• _Goal_
The records that follow must be reproduced in full, exactly as written.

:::

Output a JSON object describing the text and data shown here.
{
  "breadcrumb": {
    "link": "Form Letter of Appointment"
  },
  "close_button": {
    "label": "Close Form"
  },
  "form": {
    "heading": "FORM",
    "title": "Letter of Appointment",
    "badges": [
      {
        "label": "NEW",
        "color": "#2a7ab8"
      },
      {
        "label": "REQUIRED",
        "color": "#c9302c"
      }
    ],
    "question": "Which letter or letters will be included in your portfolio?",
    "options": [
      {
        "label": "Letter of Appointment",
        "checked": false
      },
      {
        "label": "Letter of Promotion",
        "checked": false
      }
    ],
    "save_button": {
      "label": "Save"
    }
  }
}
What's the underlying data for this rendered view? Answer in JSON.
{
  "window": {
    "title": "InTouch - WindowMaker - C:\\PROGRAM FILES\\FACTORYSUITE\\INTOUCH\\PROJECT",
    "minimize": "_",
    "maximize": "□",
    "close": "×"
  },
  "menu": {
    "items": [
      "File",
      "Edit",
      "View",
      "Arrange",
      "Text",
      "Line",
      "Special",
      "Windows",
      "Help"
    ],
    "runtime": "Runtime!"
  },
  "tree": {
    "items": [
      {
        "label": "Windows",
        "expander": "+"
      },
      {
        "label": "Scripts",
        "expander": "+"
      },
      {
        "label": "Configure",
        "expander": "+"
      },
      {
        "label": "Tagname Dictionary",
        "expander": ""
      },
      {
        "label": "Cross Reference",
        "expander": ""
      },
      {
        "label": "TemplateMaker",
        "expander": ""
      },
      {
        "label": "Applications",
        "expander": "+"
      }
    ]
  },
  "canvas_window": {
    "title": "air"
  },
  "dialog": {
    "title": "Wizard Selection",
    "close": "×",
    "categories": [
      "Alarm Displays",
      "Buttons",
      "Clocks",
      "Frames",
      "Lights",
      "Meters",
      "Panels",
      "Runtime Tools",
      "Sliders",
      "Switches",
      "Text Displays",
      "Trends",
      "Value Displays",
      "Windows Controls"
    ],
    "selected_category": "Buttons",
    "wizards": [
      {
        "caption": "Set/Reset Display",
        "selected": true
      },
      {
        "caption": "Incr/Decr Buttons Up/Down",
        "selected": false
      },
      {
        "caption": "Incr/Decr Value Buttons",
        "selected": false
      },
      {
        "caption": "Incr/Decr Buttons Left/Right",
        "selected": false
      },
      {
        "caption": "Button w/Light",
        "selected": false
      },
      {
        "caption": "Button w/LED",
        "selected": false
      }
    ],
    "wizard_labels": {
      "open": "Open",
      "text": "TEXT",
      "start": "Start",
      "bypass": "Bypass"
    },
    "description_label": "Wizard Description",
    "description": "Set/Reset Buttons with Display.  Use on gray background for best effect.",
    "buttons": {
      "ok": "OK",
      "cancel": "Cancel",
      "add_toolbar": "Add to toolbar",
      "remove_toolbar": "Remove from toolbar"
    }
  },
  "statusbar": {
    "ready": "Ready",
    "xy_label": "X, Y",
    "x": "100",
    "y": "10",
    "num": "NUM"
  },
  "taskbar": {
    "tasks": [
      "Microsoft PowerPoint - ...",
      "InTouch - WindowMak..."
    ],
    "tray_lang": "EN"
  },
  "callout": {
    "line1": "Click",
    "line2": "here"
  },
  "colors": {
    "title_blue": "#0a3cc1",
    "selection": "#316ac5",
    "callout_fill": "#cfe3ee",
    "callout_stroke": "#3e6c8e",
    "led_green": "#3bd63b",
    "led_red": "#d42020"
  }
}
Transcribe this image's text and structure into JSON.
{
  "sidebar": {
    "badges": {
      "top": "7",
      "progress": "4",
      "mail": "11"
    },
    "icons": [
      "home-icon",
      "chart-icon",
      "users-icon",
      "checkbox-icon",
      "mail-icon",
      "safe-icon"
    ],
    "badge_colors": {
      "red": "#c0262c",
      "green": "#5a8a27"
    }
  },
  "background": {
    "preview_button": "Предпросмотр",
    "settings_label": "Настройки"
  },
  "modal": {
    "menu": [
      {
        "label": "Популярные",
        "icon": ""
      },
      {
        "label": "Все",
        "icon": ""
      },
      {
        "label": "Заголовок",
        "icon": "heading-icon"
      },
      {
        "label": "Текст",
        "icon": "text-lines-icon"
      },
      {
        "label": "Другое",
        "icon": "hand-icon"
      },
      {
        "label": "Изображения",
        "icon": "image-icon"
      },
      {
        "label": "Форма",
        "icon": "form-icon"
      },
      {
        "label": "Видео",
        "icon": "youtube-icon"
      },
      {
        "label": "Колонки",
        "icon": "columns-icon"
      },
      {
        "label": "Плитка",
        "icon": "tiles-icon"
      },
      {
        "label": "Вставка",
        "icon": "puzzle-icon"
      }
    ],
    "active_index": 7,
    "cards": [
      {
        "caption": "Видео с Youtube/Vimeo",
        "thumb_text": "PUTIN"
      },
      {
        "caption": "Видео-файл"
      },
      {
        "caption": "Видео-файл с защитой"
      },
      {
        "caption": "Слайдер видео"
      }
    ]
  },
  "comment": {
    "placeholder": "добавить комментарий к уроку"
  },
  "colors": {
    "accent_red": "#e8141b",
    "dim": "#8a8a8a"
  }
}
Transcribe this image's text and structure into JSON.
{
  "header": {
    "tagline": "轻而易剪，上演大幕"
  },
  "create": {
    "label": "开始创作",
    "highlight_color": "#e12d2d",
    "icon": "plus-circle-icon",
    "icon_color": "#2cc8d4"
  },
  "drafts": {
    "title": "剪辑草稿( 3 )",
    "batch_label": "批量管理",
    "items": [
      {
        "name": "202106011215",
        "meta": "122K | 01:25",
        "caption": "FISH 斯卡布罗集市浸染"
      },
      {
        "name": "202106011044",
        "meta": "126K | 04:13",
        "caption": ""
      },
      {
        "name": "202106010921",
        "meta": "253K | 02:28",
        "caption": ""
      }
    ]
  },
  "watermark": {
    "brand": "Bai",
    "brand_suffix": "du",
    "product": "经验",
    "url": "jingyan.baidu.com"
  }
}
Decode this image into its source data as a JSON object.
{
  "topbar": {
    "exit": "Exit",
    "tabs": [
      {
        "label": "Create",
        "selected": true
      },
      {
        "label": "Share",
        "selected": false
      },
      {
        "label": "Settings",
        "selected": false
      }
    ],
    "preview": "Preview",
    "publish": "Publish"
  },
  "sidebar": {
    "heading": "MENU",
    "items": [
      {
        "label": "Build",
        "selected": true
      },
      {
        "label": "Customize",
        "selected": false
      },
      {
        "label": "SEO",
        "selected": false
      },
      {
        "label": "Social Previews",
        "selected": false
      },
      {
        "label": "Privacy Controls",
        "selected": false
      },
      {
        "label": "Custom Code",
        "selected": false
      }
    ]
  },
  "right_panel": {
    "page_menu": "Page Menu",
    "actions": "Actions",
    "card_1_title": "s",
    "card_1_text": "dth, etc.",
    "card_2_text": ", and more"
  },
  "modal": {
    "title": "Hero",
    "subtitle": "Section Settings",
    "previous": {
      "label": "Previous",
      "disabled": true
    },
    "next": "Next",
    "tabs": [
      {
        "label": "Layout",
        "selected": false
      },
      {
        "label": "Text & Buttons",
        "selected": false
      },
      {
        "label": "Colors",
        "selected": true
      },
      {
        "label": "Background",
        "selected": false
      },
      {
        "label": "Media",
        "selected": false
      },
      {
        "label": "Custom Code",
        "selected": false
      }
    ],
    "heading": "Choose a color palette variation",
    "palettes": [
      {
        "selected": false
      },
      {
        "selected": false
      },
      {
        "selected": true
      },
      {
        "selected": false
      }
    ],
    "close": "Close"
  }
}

:::

• _Response to this exercise_
Output a JSON object describing the text and data shown here.
{
  "breadcrumb": {
    "link": "Form Letter of Appointment"
  },
  "close_button": {
    "label": "Close Form"
  },
  "form": {
    "heading": "FORM",
    "title": "Letter of Appointment",
    "badges": [
      {
        "label": "NEW",
        "color": "#2a7ab8"
      },
      {
        "label": "REQUIRED",
        "color": "#c9302c"
      }
    ],
    "question": "Which letter or letters will be included in your portfolio?",
    "options": [
      {
        "label": "Letter of Appointment",
        "checked": false
      },
      {
        "label": "Letter of Promotion",
        "checked": false
      }
    ],
    "save_button": {
      "label": "Save"
    }
  }
}
What's the underlying data for this rendered view? Answer in JSON.
{
  "window": {
    "title": "InTouch - WindowMaker - C:\\PROGRAM FILES\\FACTORYSUITE\\INTOUCH\\PROJECT",
    "minimize": "_",
    "maximize": "□",
    "close": "×"
  },
  "menu": {
    "items": [
      "File",
      "Edit",
      "View",
      "Arrange",
      "Text",
      "Line",
      "Special",
      "Windows",
      "Help"
    ],
    "runtime": "Runtime!"
  },
  "tree": {
    "items": [
      {
        "label": "Windows",
        "expander": "+"
      },
      {
        "label": "Scripts",
        "expander": "+"
      },
      {
        "label": "Configure",
        "expander": "+"
      },
      {
        "label": "Tagname Dictionary",
        "expander": ""
      },
      {
        "label": "Cross Reference",
        "expander": ""
      },
      {
        "label": "TemplateMaker",
        "expander": ""
      },
      {
        "label": "Applications",
        "expander": "+"
      }
    ]
  },
  "canvas_window": {
    "title": "air"
  },
  "dialog": {
    "title": "Wizard Selection",
    "close": "×",
    "categories": [
      "Alarm Displays",
      "Buttons",
      "Clocks",
      "Frames",
      "Lights",
      "Meters",
      "Panels",
      "Runtime Tools",
      "Sliders",
      "Switches",
      "Text Displays",
      "Trends",
      "Value Displays",
      "Windows Controls"
    ],
    "selected_category": "Buttons",
    "wizards": [
      {
        "caption": "Set/Reset Display",
        "selected": true
      },
      {
        "caption": "Incr/Decr Buttons Up/Down",
        "selected": false
      },
      {
        "caption": "Incr/Decr Value Buttons",
        "selected": false
      },
      {
        "caption": "Incr/Decr Buttons Left/Right",
        "selected": false
      },
      {
        "caption": "Button w/Light",
        "selected": false
      },
      {
        "caption": "Button w/LED",
        "selected": false
      }
    ],
    "wizard_labels": {
      "open": "Open",
      "text": "TEXT",
      "start": "Start",
      "bypass": "Bypass"
    },
    "description_label": "Wizard Description",
    "description": "Set/Reset Buttons with Display.  Use on gray background for best effect.",
    "buttons": {
      "ok": "OK",
      "cancel": "Cancel",
      "add_toolbar": "Add to toolbar",
      "remove_toolbar": "Remove from toolbar"
    }
  },
  "statusbar": {
    "ready": "Ready",
    "xy_label": "X, Y",
    "x": "100",
    "y": "10",
    "num": "NUM"
  },
  "taskbar": {
    "tasks": [
      "Microsoft PowerPoint - ...",
      "InTouch - WindowMak..."
    ],
    "tray_lang": "EN"
  },
  "callout": {
    "line1": "Click",
    "line2": "here"
  },
  "colors": {
    "title_blue": "#0a3cc1",
    "selection": "#316ac5",
    "callout_fill": "#cfe3ee",
    "callout_stroke": "#3e6c8e",
    "led_green": "#3bd63b",
    "led_red": "#d42020"
  }
}
Transcribe this image's text and structure into JSON.
{
  "sidebar": {
    "badges": {
      "top": "7",
      "progress": "4",
      "mail": "11"
    },
    "icons": [
      "home-icon",
      "chart-icon",
      "users-icon",
      "checkbox-icon",
      "mail-icon",
      "safe-icon"
    ],
    "badge_colors": {
      "red": "#c0262c",
      "green": "#5a8a27"
    }
  },
  "background": {
    "preview_button": "Предпросмотр",
    "settings_label": "Настройки"
  },
  "modal": {
    "menu": [
      {
        "label": "Популярные",
        "icon": ""
      },
      {
        "label": "Все",
        "icon": ""
      },
      {
        "label": "Заголовок",
        "icon": "heading-icon"
      },
      {
        "label": "Текст",
        "icon": "text-lines-icon"
      },
      {
        "label": "Другое",
        "icon": "hand-icon"
      },
      {
        "label": "Изображения",
        "icon": "image-icon"
      },
      {
        "label": "Форма",
        "icon": "form-icon"
      },
      {
        "label": "Видео",
        "icon": "youtube-icon"
      },
      {
        "label": "Колонки",
        "icon": "columns-icon"
      },
      {
        "label": "Плитка",
        "icon": "tiles-icon"
      },
      {
        "label": "Вставка",
        "icon": "puzzle-icon"
      }
    ],
    "active_index": 7,
    "cards": [
      {
        "caption": "Видео с Youtube/Vimeo",
        "thumb_text": "PUTIN"
      },
      {
        "caption": "Видео-файл"
      },
      {
        "caption": "Видео-файл с защитой"
      },
      {
        "caption": "Слайдер видео"
      }
    ]
  },
  "comment": {
    "placeholder": "добавить комментарий к уроку"
  },
  "colors": {
    "accent_red": "#e8141b",
    "dim": "#8a8a8a"
  }
}
Transcribe this image's text and structure into JSON.
{
  "header": {
    "tagline": "轻而易剪，上演大幕"
  },
  "create": {
    "label": "开始创作",
    "highlight_color": "#e12d2d",
    "icon": "plus-circle-icon",
    "icon_color": "#2cc8d4"
  },
  "drafts": {
    "title": "剪辑草稿( 3 )",
    "batch_label": "批量管理",
    "items": [
      {
        "name": "202106011215",
        "meta": "122K | 01:25",
        "caption": "FISH 斯卡布罗集市浸染"
      },
      {
        "name": "202106011044",
        "meta": "126K | 04:13",
        "caption": ""
      },
      {
        "name": "202106010921",
        "meta": "253K | 02:28",
        "caption": ""
      }
    ]
  },
  "watermark": {
    "brand": "Bai",
    "brand_suffix": "du",
    "product": "经验",
    "url": "jingyan.baidu.com"
  }
}
Decode this image into its source data as a JSON object.
{
  "topbar": {
    "exit": "Exit",
    "tabs": [
      {
        "label": "Create",
        "selected": true
      },
      {
        "label": "Share",
        "selected": false
      },
      {
        "label": "Settings",
        "selected": false
      }
    ],
    "preview": "Preview",
    "publish": "Publish"
  },
  "sidebar": {
    "heading": "MENU",
    "items": [
      {
        "label": "Build",
        "selected": true
      },
      {
        "label": "Customize",
        "selected": false
      },
      {
        "label": "SEO",
        "selected": false
      },
      {
        "label": "Social Previews",
        "selected": false
      },
      {
        "label": "Privacy Controls",
        "selected": false
      },
      {
        "label": "Custom Code",
        "selected": false
      }
    ]
  },
  "right_panel": {
    "page_menu": "Page Menu",
    "actions": "Actions",
    "card_1_title": "s",
    "card_1_text": "dth, etc.",
    "card_2_text": ", and more"
  },
  "modal": {
    "title": "Hero",
    "subtitle": "Section Settings",
    "previous": {
      "label": "Previous",
      "disabled": true
    },
    "next": "Next",
    "tabs": [
      {
        "label": "Layout",
        "selected": false
      },
      {
        "label": "Text & Buttons",
        "selected": false
      },
      {
        "label": "Colors",
        "selected": true
      },
      {
        "label": "Background",
        "selected": false
      },
      {
        "label": "Media",
        "selected": false
      },
      {
        "label": "Custom Code",
        "selected": false
      }
    ],
    "heading": "Choose a color palette variation",
    "palettes": [
      {
        "selected": false
      },
      {
        "selected": false
      },
      {
        "selected": true
      },
      {
        "selected": false
      }
    ],
    "close": "Close"
  }
}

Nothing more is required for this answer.